━━━ Supplied material
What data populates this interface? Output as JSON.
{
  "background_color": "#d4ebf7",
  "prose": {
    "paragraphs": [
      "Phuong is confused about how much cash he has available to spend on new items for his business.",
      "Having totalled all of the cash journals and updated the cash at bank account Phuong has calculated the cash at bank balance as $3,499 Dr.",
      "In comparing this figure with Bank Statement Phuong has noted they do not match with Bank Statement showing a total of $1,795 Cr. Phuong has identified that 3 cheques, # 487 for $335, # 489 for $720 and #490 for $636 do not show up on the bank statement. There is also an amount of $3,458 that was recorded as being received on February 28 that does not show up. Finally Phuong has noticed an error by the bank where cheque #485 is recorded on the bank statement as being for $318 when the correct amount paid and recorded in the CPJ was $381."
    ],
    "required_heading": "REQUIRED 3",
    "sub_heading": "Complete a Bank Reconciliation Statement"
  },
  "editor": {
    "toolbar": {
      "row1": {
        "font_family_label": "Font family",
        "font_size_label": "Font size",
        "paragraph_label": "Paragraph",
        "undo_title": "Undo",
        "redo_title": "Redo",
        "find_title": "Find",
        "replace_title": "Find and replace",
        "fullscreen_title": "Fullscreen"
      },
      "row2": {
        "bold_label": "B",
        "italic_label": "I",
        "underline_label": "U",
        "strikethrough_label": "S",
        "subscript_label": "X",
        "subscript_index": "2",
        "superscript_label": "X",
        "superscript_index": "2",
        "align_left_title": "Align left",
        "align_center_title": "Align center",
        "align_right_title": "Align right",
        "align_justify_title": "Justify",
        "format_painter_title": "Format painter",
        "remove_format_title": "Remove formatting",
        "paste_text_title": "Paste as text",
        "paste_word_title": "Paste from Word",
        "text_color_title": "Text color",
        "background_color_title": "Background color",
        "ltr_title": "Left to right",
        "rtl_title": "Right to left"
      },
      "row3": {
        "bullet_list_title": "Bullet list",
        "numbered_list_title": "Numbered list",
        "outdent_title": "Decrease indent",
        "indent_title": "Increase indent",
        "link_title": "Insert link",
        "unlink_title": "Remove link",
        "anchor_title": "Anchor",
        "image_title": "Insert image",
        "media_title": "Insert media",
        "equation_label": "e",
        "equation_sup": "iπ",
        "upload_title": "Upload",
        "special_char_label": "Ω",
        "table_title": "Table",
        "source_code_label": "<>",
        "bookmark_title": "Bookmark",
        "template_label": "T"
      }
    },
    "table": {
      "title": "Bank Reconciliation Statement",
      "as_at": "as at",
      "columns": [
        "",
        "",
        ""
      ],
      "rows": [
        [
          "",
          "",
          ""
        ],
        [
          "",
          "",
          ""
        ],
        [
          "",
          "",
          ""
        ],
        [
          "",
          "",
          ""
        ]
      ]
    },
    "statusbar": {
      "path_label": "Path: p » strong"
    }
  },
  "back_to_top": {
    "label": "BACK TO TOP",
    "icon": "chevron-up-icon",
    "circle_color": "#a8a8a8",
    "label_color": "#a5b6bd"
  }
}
━━━━━━
━━━ Supplied material
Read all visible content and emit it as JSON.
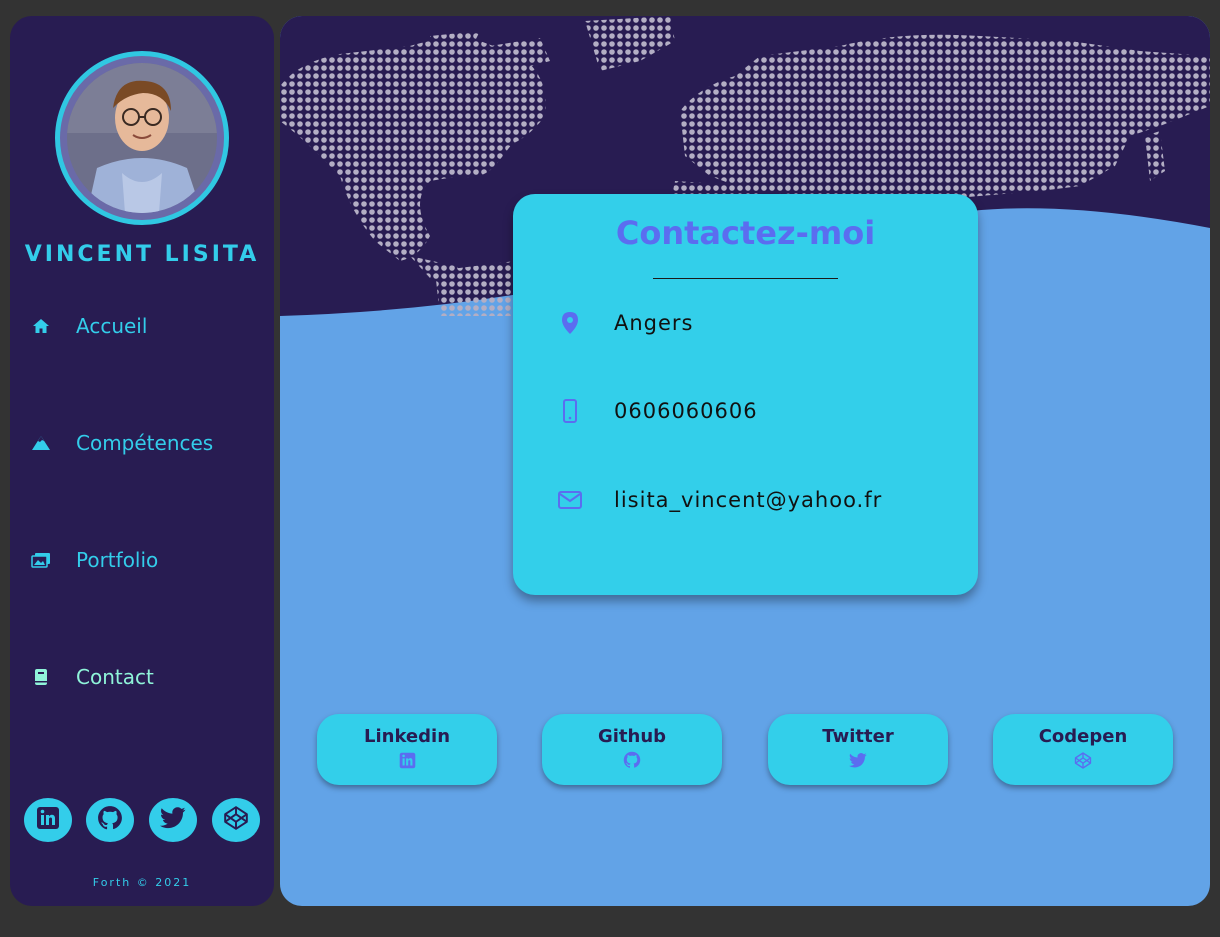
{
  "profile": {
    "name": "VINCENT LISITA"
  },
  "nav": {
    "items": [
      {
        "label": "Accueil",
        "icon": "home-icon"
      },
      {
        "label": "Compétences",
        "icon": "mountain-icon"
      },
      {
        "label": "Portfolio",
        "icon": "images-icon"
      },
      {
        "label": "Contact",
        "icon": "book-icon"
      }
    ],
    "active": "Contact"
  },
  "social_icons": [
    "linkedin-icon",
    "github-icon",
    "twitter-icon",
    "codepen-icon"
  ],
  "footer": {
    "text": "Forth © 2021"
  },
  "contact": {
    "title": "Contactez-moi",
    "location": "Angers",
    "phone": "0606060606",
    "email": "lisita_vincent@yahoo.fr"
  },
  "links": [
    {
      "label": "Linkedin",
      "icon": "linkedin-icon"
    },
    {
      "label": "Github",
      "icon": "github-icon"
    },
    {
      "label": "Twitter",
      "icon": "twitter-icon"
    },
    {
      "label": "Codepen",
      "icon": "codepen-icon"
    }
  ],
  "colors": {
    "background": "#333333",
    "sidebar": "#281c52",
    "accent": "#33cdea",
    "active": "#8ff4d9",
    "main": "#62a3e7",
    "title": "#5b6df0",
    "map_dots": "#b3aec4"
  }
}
━━━━━━
→ **Task prompt**: Look through the records and gather each line with the word "Statement".

→ **Response to the exercise**:
      "In comparing this figure with Bank Statement Phuong has noted they do not match with Bank Statement showing a total of $1,795 Cr. Phuong has identified that 3 cheques, # 487 for $335, # 489 for $720 and #490 for $636 do not show up on the bank statement. There is also an amount of $3,458 that was recorded as being received on February 28 that does not show up. Finally Phuong has noticed an error by the bank where cheque #485 is recorded on the bank statement as being for $318 when the correct amount paid and recorded in the CPJ was $381."
    "sub_heading": "Complete a Bank Reconciliation Statement"
      "title": "Bank Reconciliation Statement",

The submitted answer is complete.